Check each line of the entries below for the string "date" and state how many lines have it, with no other text.

════════════════════

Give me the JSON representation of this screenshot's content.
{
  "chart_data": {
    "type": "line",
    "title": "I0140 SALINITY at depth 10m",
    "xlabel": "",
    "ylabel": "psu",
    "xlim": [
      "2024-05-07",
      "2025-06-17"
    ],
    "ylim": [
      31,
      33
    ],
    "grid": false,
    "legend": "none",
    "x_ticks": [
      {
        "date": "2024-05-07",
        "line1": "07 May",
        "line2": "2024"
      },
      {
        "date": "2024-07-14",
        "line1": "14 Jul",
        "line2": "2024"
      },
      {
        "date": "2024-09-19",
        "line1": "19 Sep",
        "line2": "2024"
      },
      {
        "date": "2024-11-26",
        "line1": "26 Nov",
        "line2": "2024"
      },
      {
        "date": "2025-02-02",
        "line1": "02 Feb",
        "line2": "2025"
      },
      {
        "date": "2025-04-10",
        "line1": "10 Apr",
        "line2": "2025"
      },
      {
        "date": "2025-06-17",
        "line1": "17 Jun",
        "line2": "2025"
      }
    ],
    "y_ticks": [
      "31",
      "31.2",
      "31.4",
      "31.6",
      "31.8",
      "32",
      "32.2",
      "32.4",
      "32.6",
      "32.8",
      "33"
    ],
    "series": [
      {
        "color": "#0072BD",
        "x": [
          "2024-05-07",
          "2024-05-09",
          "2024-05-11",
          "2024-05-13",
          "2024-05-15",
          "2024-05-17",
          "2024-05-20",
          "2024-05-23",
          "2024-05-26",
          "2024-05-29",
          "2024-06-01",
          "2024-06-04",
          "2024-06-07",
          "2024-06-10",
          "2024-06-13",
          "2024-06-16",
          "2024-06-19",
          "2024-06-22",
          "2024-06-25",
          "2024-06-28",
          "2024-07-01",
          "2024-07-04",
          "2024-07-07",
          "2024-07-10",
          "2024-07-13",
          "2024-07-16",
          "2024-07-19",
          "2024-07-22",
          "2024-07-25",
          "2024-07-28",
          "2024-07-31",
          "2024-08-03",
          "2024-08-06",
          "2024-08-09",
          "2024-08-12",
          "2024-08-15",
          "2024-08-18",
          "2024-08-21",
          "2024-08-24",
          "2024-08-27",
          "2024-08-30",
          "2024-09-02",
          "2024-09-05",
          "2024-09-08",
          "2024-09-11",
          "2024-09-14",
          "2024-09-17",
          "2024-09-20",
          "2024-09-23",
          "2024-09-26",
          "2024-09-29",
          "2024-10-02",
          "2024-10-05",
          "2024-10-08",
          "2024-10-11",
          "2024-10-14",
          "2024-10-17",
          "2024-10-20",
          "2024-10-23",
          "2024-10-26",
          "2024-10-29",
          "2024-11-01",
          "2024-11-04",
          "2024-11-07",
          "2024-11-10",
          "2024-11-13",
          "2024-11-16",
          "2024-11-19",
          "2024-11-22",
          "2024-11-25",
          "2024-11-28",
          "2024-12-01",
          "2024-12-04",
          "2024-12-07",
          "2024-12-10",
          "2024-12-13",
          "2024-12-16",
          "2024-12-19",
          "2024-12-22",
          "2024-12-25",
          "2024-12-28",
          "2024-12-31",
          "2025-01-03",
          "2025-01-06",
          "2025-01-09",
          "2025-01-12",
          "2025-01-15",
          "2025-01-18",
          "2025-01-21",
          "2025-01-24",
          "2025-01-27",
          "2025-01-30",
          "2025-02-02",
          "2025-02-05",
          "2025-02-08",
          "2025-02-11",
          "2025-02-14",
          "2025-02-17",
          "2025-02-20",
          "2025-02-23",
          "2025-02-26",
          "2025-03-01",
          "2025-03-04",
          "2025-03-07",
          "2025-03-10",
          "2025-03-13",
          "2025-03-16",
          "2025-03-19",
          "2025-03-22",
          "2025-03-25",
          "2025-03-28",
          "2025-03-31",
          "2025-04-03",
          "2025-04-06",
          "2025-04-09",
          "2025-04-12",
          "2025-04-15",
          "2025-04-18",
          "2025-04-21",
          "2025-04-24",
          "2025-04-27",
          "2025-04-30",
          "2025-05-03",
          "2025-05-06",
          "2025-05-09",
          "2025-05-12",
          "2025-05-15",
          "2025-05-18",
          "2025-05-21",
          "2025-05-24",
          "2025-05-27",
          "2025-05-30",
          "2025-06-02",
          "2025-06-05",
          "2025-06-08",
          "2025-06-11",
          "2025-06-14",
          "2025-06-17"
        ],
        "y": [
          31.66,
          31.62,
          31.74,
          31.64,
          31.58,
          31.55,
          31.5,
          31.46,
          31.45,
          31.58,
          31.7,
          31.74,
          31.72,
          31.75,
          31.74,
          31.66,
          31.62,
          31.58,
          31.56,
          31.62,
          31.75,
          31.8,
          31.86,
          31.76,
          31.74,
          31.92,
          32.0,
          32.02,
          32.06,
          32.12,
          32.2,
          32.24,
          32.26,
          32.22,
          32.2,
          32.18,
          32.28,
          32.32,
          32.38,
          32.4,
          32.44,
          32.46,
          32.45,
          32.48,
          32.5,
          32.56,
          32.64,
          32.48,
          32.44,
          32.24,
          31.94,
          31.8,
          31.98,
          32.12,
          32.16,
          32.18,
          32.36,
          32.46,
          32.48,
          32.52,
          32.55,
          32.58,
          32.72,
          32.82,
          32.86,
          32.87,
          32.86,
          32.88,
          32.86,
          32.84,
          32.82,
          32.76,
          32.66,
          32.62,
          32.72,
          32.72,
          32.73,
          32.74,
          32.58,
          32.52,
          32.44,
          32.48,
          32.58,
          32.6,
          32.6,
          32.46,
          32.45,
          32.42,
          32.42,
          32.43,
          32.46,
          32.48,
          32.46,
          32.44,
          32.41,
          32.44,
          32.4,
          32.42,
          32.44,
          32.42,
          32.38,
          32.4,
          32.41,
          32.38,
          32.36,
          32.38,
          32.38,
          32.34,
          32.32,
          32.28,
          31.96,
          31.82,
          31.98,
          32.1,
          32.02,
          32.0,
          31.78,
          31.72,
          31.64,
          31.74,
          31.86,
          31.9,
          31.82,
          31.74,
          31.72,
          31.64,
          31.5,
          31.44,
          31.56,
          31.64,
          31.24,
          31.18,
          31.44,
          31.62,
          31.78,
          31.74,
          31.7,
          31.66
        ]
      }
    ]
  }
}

════════════════════

Solution
7